» THE TASK:
Every entry must be duplicated precisely as written.

******************************

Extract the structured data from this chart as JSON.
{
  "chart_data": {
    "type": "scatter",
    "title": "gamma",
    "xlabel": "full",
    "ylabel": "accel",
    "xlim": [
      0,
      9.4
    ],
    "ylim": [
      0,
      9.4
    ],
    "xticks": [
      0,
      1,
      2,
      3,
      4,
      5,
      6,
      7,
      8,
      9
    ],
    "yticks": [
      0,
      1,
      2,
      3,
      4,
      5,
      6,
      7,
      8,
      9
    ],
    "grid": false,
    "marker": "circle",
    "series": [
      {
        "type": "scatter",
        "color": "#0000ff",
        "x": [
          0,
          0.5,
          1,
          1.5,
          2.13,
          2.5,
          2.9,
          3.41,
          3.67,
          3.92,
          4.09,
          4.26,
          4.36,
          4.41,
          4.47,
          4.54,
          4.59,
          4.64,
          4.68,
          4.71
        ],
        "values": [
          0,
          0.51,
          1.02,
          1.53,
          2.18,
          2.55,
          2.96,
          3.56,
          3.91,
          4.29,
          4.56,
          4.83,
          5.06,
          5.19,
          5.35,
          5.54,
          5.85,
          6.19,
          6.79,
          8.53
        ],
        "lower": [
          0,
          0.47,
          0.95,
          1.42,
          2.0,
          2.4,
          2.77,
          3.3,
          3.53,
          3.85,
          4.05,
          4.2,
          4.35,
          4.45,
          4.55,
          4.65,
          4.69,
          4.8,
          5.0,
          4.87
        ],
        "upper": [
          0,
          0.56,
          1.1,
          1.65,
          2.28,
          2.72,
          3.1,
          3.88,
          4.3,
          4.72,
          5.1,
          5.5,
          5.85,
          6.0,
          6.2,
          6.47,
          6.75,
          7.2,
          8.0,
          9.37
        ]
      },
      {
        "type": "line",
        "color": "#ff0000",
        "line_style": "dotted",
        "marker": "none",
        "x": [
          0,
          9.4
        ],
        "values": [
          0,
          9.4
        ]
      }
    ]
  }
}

******************************

» EXERCISE RESPONSE:
Extract the structured data from this chart as JSON.
{
  "chart_data": {
    "type": "scatter",
    "title": "gamma",
    "xlabel": "full",
    "ylabel": "accel",
    "xlim": [
      0,
      9.4
    ],
    "ylim": [
      0,
      9.4
    ],
    "xticks": [
      0,
      1,
      2,
      3,
      4,
      5,
      6,
      7,
      8,
      9
    ],
    "yticks": [
      0,
      1,
      2,
      3,
      4,
      5,
      6,
      7,
      8,
      9
    ],
    "grid": false,
    "marker": "circle",
    "series": [
      {
        "type": "scatter",
        "color": "#0000ff",
        "x": [
          0,
          0.5,
          1,
          1.5,
          2.13,
          2.5,
          2.9,
          3.41,
          3.67,
          3.92,
          4.09,
          4.26,
          4.36,
          4.41,
          4.47,
          4.54,
          4.59,
          4.64,
          4.68,
          4.71
        ],
        "values": [
          0,
          0.51,
          1.02,
          1.53,
          2.18,
          2.55,
          2.96,
          3.56,
          3.91,
          4.29,
          4.56,
          4.83,
          5.06,
          5.19,
          5.35,
          5.54,
          5.85,
          6.19,
          6.79,
          8.53
        ],
        "lower": [
          0,
          0.47,
          0.95,
          1.42,
          2.0,
          2.4,
          2.77,
          3.3,
          3.53,
          3.85,
          4.05,
          4.2,
          4.35,
          4.45,
          4.55,
          4.65,
          4.69,
          4.8,
          5.0,
          4.87
        ],
        "upper": [
          0,
          0.56,
          1.1,
          1.65,
          2.28,
          2.72,
          3.1,
          3.88,
          4.3,
          4.72,
          5.1,
          5.5,
          5.85,
          6.0,
          6.2,
          6.47,
          6.75,
          7.2,
          8.0,
          9.37
        ]
      },
      {
        "type": "line",
        "color": "#ff0000",
        "line_style": "dotted",
        "marker": "none",
        "x": [
          0,
          9.4
        ],
        "values": [
          0,
          9.4
        ]
      }
    ]
  }
}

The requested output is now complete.